# START OF THE RECORDS

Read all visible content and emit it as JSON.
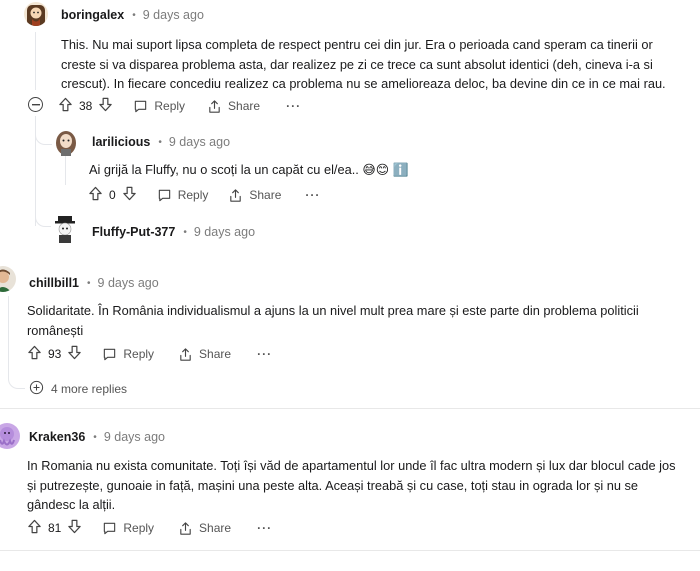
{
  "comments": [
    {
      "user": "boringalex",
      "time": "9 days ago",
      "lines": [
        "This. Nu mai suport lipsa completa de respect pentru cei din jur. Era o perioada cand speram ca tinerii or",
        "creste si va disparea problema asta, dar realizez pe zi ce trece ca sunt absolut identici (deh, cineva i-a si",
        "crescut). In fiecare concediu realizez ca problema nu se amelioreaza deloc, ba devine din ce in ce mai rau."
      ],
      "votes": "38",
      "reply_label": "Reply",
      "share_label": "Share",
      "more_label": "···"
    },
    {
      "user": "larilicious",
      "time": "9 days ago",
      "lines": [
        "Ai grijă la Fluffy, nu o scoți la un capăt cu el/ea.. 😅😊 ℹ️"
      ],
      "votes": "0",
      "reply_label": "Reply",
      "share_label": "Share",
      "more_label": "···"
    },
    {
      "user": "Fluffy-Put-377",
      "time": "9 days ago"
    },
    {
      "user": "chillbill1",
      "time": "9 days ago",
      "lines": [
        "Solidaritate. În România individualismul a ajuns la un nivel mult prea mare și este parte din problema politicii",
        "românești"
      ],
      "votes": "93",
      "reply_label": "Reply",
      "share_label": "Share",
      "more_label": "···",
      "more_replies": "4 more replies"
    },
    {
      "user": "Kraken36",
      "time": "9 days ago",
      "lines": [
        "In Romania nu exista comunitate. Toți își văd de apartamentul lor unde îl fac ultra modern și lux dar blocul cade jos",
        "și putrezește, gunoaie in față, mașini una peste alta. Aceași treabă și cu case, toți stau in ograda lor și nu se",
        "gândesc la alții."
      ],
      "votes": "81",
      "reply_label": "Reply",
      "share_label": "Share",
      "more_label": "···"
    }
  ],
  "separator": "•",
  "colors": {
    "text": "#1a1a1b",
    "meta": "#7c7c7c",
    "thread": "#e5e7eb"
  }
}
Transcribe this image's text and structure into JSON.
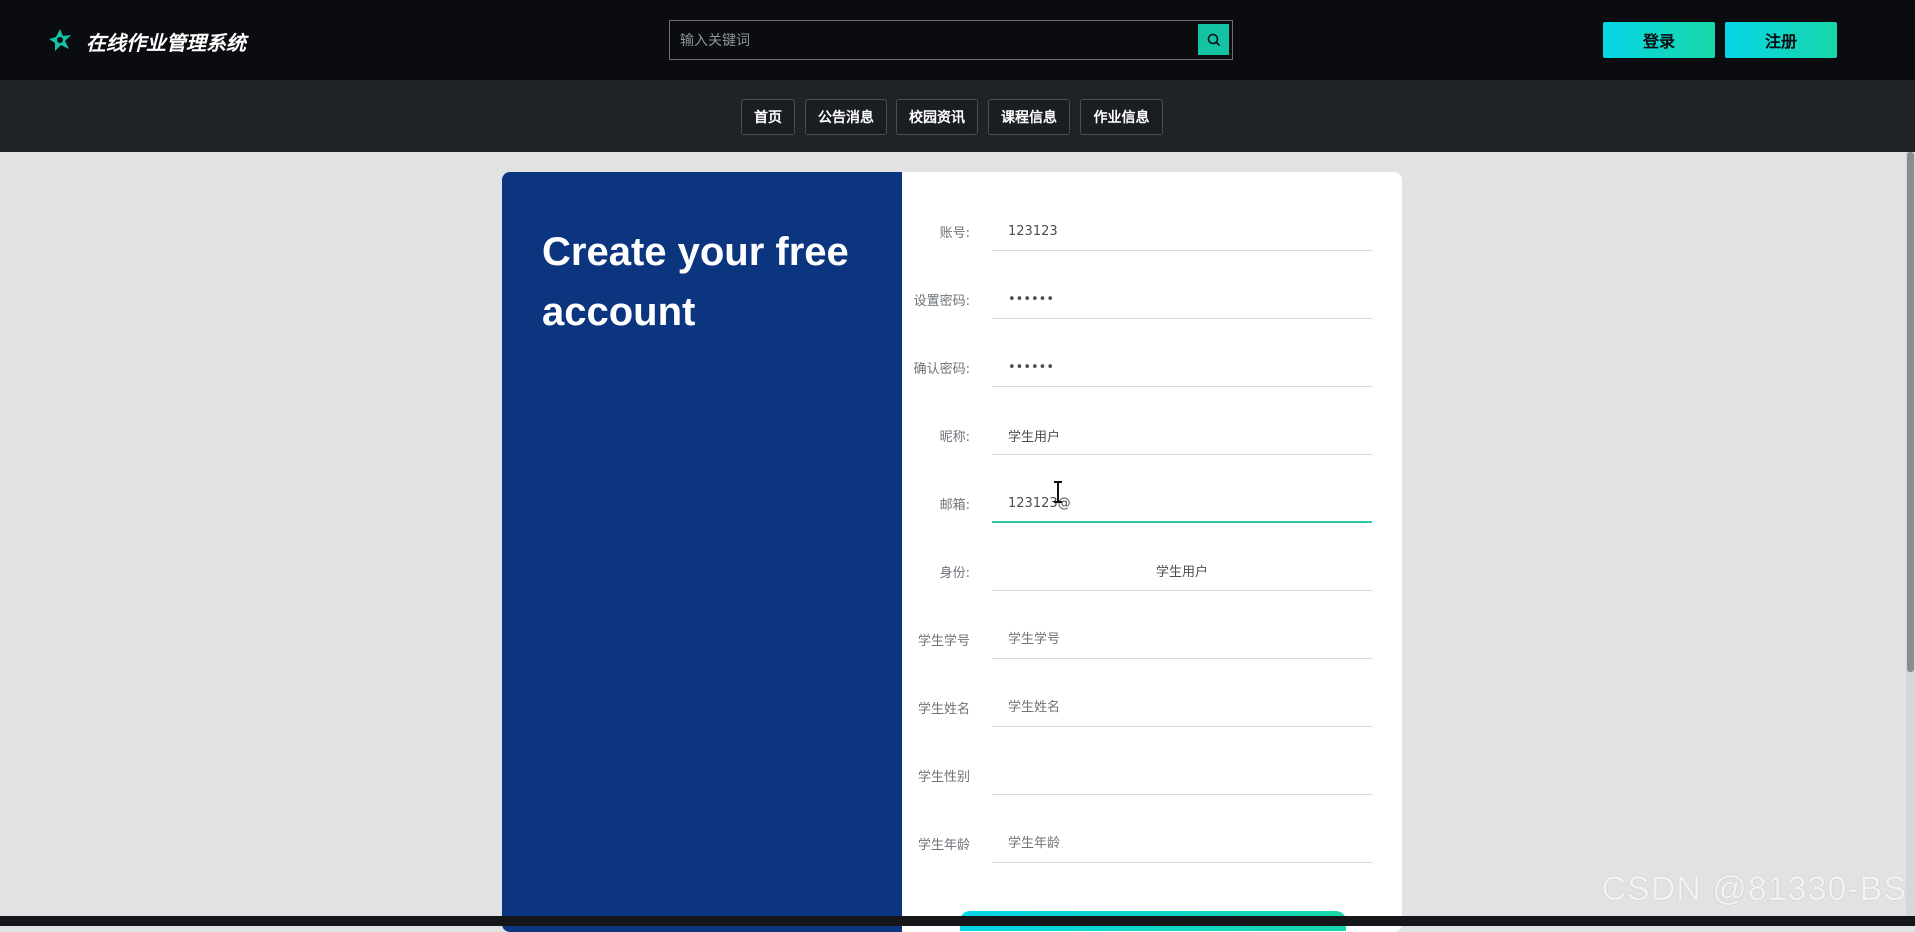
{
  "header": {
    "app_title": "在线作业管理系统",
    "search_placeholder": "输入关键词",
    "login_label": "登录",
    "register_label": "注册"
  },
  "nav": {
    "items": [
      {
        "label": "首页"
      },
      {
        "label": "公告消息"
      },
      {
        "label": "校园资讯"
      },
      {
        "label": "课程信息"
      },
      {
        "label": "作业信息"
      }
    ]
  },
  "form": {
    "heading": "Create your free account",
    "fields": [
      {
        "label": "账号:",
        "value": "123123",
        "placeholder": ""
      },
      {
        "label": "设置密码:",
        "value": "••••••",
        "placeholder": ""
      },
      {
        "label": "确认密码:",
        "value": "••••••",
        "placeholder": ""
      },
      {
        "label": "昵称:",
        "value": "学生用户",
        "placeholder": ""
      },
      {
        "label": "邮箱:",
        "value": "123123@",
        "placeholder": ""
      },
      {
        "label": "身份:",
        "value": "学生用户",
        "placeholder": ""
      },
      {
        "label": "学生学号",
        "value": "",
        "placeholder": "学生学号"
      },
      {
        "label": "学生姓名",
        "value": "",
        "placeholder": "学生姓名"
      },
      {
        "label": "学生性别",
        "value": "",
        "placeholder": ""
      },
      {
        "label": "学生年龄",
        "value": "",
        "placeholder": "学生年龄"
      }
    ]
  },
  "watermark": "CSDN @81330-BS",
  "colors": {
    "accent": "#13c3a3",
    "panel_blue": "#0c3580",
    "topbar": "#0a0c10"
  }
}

# END OF THE RECORDS

= EXERCISE DETAILS =
Of the lines above, how many contain the word "text"? Provide the number and nothing else.

= FINISHED EXERCISE =
2